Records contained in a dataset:
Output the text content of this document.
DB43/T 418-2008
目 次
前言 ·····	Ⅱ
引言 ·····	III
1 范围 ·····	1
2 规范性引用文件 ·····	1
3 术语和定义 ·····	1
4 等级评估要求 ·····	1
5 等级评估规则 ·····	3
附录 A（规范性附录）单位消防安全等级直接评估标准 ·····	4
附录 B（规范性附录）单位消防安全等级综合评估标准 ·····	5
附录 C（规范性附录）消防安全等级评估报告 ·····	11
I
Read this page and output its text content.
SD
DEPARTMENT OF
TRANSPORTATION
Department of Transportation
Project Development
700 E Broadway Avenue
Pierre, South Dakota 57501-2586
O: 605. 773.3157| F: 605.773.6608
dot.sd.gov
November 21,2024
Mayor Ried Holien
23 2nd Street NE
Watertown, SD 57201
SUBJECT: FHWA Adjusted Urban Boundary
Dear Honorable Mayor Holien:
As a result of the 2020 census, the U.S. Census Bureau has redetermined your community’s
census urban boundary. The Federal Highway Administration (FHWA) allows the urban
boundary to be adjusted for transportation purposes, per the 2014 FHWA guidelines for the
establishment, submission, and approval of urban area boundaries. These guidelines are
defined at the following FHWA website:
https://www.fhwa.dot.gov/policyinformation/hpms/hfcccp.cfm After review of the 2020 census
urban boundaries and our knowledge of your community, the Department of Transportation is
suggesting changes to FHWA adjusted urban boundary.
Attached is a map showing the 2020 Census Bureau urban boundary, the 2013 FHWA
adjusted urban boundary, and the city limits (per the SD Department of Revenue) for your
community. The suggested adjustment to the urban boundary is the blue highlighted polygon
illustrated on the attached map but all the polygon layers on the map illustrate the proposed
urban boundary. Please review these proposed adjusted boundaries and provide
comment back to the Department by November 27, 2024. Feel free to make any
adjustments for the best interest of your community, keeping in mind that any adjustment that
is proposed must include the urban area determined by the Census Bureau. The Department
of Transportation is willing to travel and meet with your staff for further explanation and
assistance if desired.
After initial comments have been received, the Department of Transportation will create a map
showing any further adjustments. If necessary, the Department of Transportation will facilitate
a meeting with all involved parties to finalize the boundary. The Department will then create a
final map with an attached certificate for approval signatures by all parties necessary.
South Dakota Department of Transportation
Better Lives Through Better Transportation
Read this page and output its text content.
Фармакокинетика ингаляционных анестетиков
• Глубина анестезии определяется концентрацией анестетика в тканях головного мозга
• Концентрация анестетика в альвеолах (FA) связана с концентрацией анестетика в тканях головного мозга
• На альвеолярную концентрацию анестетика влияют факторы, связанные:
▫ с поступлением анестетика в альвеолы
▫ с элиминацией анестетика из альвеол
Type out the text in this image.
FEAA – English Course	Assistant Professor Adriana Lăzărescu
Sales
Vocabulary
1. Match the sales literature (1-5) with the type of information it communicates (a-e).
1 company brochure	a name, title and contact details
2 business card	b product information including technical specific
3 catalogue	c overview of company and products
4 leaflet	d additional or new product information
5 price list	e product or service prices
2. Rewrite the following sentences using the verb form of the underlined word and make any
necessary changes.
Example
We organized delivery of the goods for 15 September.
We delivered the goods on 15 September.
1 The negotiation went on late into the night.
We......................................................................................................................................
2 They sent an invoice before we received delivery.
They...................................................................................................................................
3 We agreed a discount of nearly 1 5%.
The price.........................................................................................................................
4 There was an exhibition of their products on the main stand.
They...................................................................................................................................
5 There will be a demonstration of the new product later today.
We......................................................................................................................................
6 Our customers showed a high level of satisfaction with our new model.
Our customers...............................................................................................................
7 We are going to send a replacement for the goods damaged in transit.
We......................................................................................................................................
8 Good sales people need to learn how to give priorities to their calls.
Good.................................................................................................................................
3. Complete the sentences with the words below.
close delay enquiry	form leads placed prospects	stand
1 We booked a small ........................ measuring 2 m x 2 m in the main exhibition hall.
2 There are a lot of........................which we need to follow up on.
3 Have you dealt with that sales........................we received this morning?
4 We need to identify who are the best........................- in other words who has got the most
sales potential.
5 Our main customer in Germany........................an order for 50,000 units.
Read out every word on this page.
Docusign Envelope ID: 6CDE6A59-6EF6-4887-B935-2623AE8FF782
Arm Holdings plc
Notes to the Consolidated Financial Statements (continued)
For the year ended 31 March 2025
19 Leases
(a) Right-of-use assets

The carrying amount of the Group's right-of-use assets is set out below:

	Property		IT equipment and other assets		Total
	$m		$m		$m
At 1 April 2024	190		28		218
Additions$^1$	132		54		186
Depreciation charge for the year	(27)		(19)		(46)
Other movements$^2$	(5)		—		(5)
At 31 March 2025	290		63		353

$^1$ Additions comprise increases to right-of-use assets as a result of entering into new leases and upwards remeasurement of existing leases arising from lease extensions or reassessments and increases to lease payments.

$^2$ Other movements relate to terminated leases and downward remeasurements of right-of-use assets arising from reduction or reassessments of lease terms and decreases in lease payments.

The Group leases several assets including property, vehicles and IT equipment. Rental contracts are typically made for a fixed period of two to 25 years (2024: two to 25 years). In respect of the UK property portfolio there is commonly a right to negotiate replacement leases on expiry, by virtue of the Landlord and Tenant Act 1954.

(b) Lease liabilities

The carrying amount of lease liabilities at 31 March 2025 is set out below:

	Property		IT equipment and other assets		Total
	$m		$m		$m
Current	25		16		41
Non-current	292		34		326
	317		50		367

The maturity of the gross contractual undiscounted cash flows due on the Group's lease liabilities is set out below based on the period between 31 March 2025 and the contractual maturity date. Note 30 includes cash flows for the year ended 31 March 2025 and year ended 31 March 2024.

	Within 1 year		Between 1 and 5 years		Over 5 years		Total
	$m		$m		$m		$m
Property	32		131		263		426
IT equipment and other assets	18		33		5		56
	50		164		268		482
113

## [Short exercise]
Make an exact copy of the listing, including every line.

## [Written answer]
Output the text content of this document.
DB43/T 418-2008
目 次
前言 ·····	Ⅱ
引言 ·····	III
1 范围 ·····	1
2 规范性引用文件 ·····	1
3 术语和定义 ·····	1
4 等级评估要求 ·····	1
5 等级评估规则 ·····	3
附录 A（规范性附录）单位消防安全等级直接评估标准 ·····	4
附录 B（规范性附录）单位消防安全等级综合评估标准 ·····	5
附录 C（规范性附录）消防安全等级评估报告 ·····	11
I
Read this page and output its text content.
SD
DEPARTMENT OF
TRANSPORTATION
Department of Transportation
Project Development
700 E Broadway Avenue
Pierre, South Dakota 57501-2586
O: 605. 773.3157| F: 605.773.6608
dot.sd.gov
November 21,2024
Mayor Ried Holien
23 2nd Street NE
Watertown, SD 57201
SUBJECT: FHWA Adjusted Urban Boundary
Dear Honorable Mayor Holien:
As a result of the 2020 census, the U.S. Census Bureau has redetermined your community’s
census urban boundary. The Federal Highway Administration (FHWA) allows the urban
boundary to be adjusted for transportation purposes, per the 2014 FHWA guidelines for the
establishment, submission, and approval of urban area boundaries. These guidelines are
defined at the following FHWA website:
https://www.fhwa.dot.gov/policyinformation/hpms/hfcccp.cfm After review of the 2020 census
urban boundaries and our knowledge of your community, the Department of Transportation is
suggesting changes to FHWA adjusted urban boundary.
Attached is a map showing the 2020 Census Bureau urban boundary, the 2013 FHWA
adjusted urban boundary, and the city limits (per the SD Department of Revenue) for your
community. The suggested adjustment to the urban boundary is the blue highlighted polygon
illustrated on the attached map but all the polygon layers on the map illustrate the proposed
urban boundary. Please review these proposed adjusted boundaries and provide
comment back to the Department by November 27, 2024. Feel free to make any
adjustments for the best interest of your community, keeping in mind that any adjustment that
is proposed must include the urban area determined by the Census Bureau. The Department
of Transportation is willing to travel and meet with your staff for further explanation and
assistance if desired.
After initial comments have been received, the Department of Transportation will create a map
showing any further adjustments. If necessary, the Department of Transportation will facilitate
a meeting with all involved parties to finalize the boundary. The Department will then create a
final map with an attached certificate for approval signatures by all parties necessary.
South Dakota Department of Transportation
Better Lives Through Better Transportation
Read this page and output its text content.
Фармакокинетика ингаляционных анестетиков
• Глубина анестезии определяется концентрацией анестетика в тканях головного мозга
• Концентрация анестетика в альвеолах (FA) связана с концентрацией анестетика в тканях головного мозга
• На альвеолярную концентрацию анестетика влияют факторы, связанные:
▫ с поступлением анестетика в альвеолы
▫ с элиминацией анестетика из альвеол
Type out the text in this image.
FEAA – English Course	Assistant Professor Adriana Lăzărescu
Sales
Vocabulary
1. Match the sales literature (1-5) with the type of information it communicates (a-e).
1 company brochure	a name, title and contact details
2 business card	b product information including technical specific
3 catalogue	c overview of company and products
4 leaflet	d additional or new product information
5 price list	e product or service prices
2. Rewrite the following sentences using the verb form of the underlined word and make any
necessary changes.
Example
We organized delivery of the goods for 15 September.
We delivered the goods on 15 September.
1 The negotiation went on late into the night.
We......................................................................................................................................
2 They sent an invoice before we received delivery.
They...................................................................................................................................
3 We agreed a discount of nearly 1 5%.
The price.........................................................................................................................
4 There was an exhibition of their products on the main stand.
They...................................................................................................................................
5 There will be a demonstration of the new product later today.
We......................................................................................................................................
6 Our customers showed a high level of satisfaction with our new model.
Our customers...............................................................................................................
7 We are going to send a replacement for the goods damaged in transit.
We......................................................................................................................................
8 Good sales people need to learn how to give priorities to their calls.
Good.................................................................................................................................
3. Complete the sentences with the words below.
close delay enquiry	form leads placed prospects	stand
1 We booked a small ........................ measuring 2 m x 2 m in the main exhibition hall.
2 There are a lot of........................which we need to follow up on.
3 Have you dealt with that sales........................we received this morning?
4 We need to identify who are the best........................- in other words who has got the most
sales potential.
5 Our main customer in Germany........................an order for 50,000 units.
Read out every word on this page.
Docusign Envelope ID: 6CDE6A59-6EF6-4887-B935-2623AE8FF782
Arm Holdings plc
Notes to the Consolidated Financial Statements (continued)
For the year ended 31 March 2025
19 Leases
(a) Right-of-use assets

The carrying amount of the Group's right-of-use assets is set out below:

	Property		IT equipment and other assets		Total
	$m		$m		$m
At 1 April 2024	190		28		218
Additions$^1$	132		54		186
Depreciation charge for the year	(27)		(19)		(46)
Other movements$^2$	(5)		—		(5)
At 31 March 2025	290		63		353

$^1$ Additions comprise increases to right-of-use assets as a result of entering into new leases and upwards remeasurement of existing leases arising from lease extensions or reassessments and increases to lease payments.

$^2$ Other movements relate to terminated leases and downward remeasurements of right-of-use assets arising from reduction or reassessments of lease terms and decreases in lease payments.

The Group leases several assets including property, vehicles and IT equipment. Rental contracts are typically made for a fixed period of two to 25 years (2024: two to 25 years). In respect of the UK property portfolio there is commonly a right to negotiate replacement leases on expiry, by virtue of the Landlord and Tenant Act 1954.

(b) Lease liabilities

The carrying amount of lease liabilities at 31 March 2025 is set out below:

	Property		IT equipment and other assets		Total
	$m		$m		$m
Current	25		16		41
Non-current	292		34		326
	317		50		367

The maturity of the gross contractual undiscounted cash flows due on the Group's lease liabilities is set out below based on the period between 31 March 2025 and the contractual maturity date. Note 30 includes cash flows for the year ended 31 March 2025 and year ended 31 March 2024.

	Within 1 year		Between 1 and 5 years		Over 5 years		Total
	$m		$m		$m		$m
Property	32		131		263		426
IT equipment and other assets	18		33		5		56
	50		164		268		482
113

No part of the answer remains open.